_What the exercise asks_: Word for word, print each line of the listing below; pictures stay out.

Start of Data to process

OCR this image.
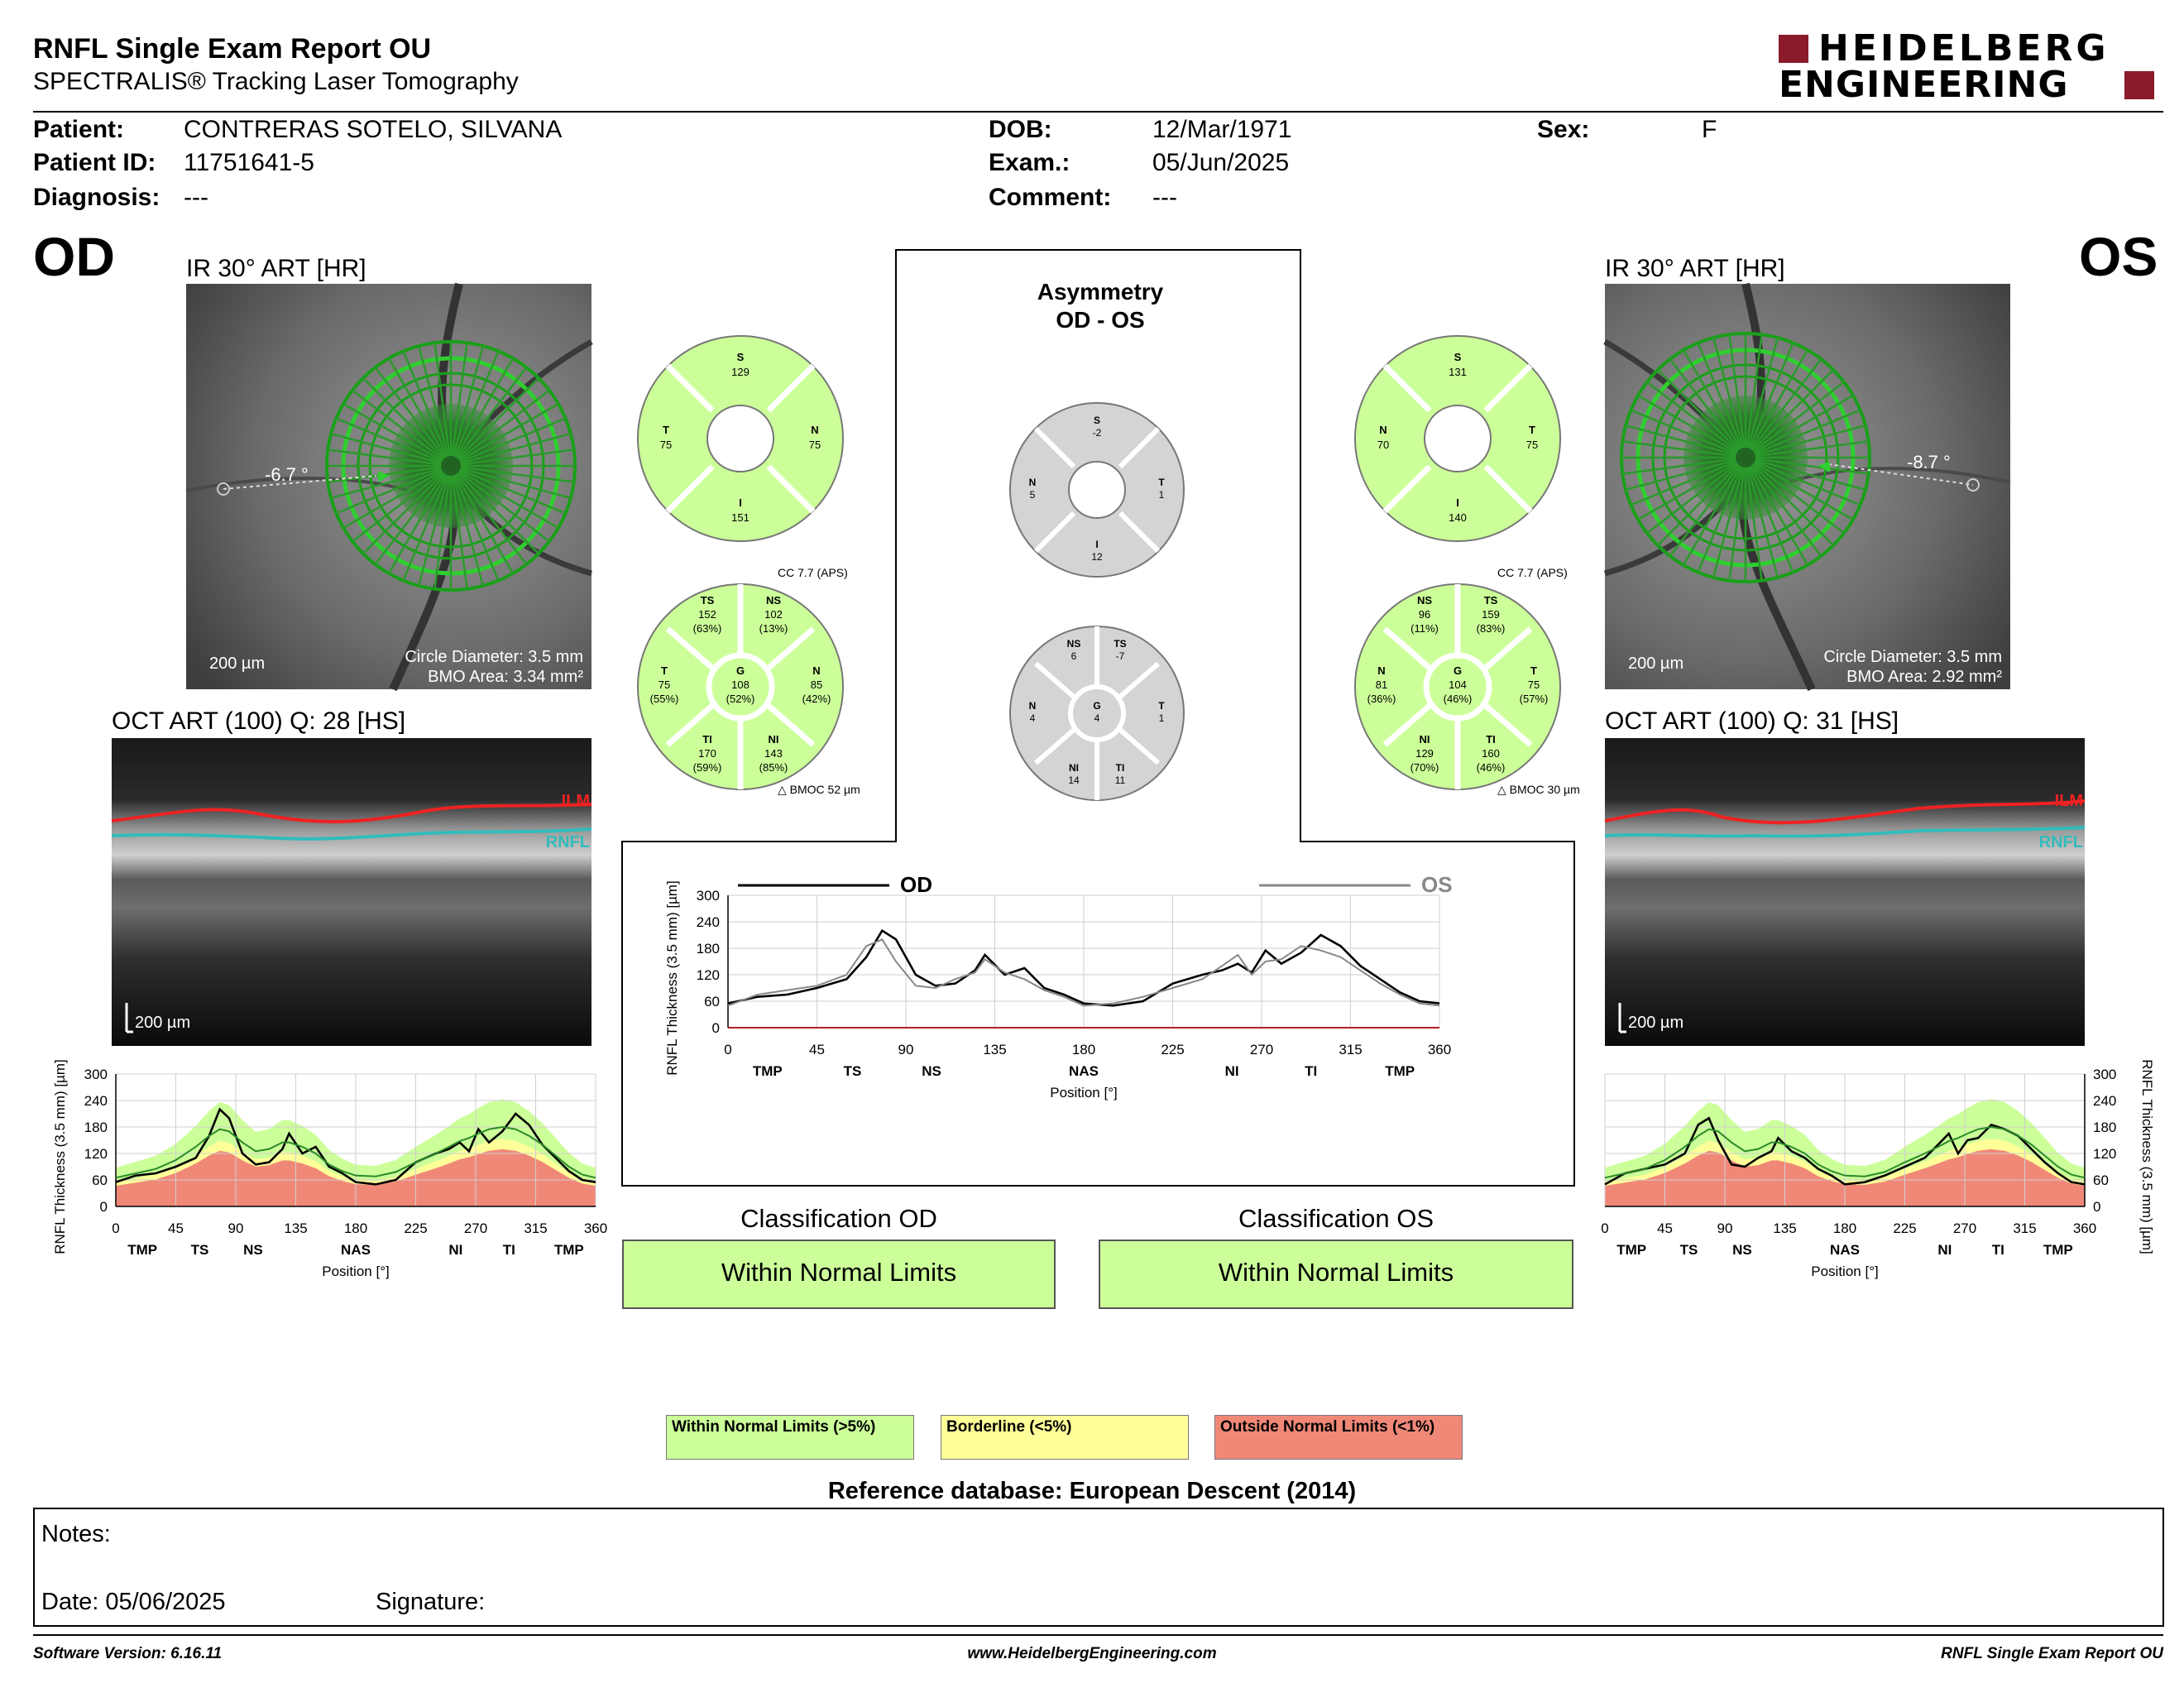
RNFL Single Exam Report OU
SPECTRALIS® Tracking Laser Tomography
HEIDELBERG
ENGINEERING
Patient: CONTRERAS SOTELO, SILVANA
Patient ID: 11751641-5
Diagnosis: ---
DOB:	12/Mar/1971
Exam.:	05/Jun/2025
Comment: ---
Sex:	F
OD	IR 30° ART [HR]
-6.7 °
200 µm	Circle Diameter: 3.5 mm
BMO Area: 3.34 mm²
OCT ART (100) Q: 28 [HS]
ILM
RNFL
200 µm
0	45	90	135	180	225	270	315	360
0
60
120
180
240
300
TMP TS NS	NAS	NI	TI	TMP
Position [°]
RNFL Thickness (3.5 mm) [µm]
S
129
T
75
N
75
I
151
CC 7.7 (APS)
TS
152
(63%)
NS
102
(13%)
T
75
(55%)
G
108
(52%)
N
85
(42%)
TI
170
(59%)
NI
143
(85%)
△ BMOC 52 µm
Asymmetry
OD - OS
S
-2
N
5
T
1
I
12
NS
6
TS
-7
N
4
G
4
T
1
NI
14
TI
11
0	45	90	135	180	225	270	315	360
0
60
120
180
240
300
TMP	TS	NS	NAS	NI	TI	TMP
Position [°]
RNFL Thickness (3.5 mm) [µm]	OD	OS
Classification OD
Within Normal Limits
Classification OS
Within Normal Limits
OS
IR 30° ART [HR]
-8.7 °
200 µm	Circle Diameter: 3.5 mm
BMO Area: 2.92 mm²
OCT ART (100) Q: 31 [HS]
ILM
RNFL
200 µm
0	45	90	135	180	225	270	315	360
0
60
120
180
240
300
TMP TS NS	NAS	NI	TI	TMP
Position [°]
RNFL Thickness (3.5 mm) [µm]
S
131
N
70
T
75
I
140
CC 7.7 (APS)
NS
96
(11%)
TS
159
(83%)
N
81
(36%)
G
104
(46%)
T
75
(57%)
NI
129
(70%)
TI
160
(46%)
△ BMOC 30 µm
Within Normal Limits (>5%)	Borderline (<5%)	Outside Normal Limits (<1%)
Reference database: European Descent (2014)
Notes:
Date: 05/06/2025	Signature:
Software Version: 6.16.11	www.HeidelbergEngineering.com	RNFL Single Exam Report OU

End of Data to process

_Full output_:
OCR this image.
RNFL Single Exam Report OU
SPECTRALIS® Tracking Laser Tomography
HEIDELBERG
ENGINEERING
Patient: CONTRERAS SOTELO, SILVANA
Patient ID: 11751641-5
Diagnosis: ---
DOB:	12/Mar/1971
Exam.:	05/Jun/2025
Comment: ---
Sex:	F
OD	IR 30° ART [HR]
-6.7 °
200 µm	Circle Diameter: 3.5 mm
BMO Area: 3.34 mm²
OCT ART (100) Q: 28 [HS]
ILM
RNFL
200 µm
0	45	90	135	180	225	270	315	360
0
60
120
180
240
300
TMP TS NS	NAS	NI	TI	TMP
Position [°]
RNFL Thickness (3.5 mm) [µm]
S
129
T
75
N
75
I
151
CC 7.7 (APS)
TS
152
(63%)
NS
102
(13%)
T
75
(55%)
G
108
(52%)
N
85
(42%)
TI
170
(59%)
NI
143
(85%)
△ BMOC 52 µm
Asymmetry
OD - OS
S
-2
N
5
T
1
I
12
NS
6
TS
-7
N
4
G
4
T
1
NI
14
TI
11
0	45	90	135	180	225	270	315	360
0
60
120
180
240
300
TMP	TS	NS	NAS	NI	TI	TMP
Position [°]
RNFL Thickness (3.5 mm) [µm]	OD	OS
Classification OD
Within Normal Limits
Classification OS
Within Normal Limits
OS
IR 30° ART [HR]
-8.7 °
200 µm	Circle Diameter: 3.5 mm
BMO Area: 2.92 mm²
OCT ART (100) Q: 31 [HS]
ILM
RNFL
200 µm
0	45	90	135	180	225	270	315	360
0
60
120
180
240
300
TMP TS NS	NAS	NI	TI	TMP
Position [°]
RNFL Thickness (3.5 mm) [µm]
S
131
N
70
T
75
I
140
CC 7.7 (APS)
NS
96
(11%)
TS
159
(83%)
N
81
(36%)
G
104
(46%)
T
75
(57%)
NI
129
(70%)
TI
160
(46%)
△ BMOC 30 µm
Within Normal Limits (>5%)	Borderline (<5%)	Outside Normal Limits (<1%)
Reference database: European Descent (2014)
Notes:
Date: 05/06/2025	Signature:
Software Version: 6.16.11	www.HeidelbergEngineering.com	RNFL Single Exam Report OU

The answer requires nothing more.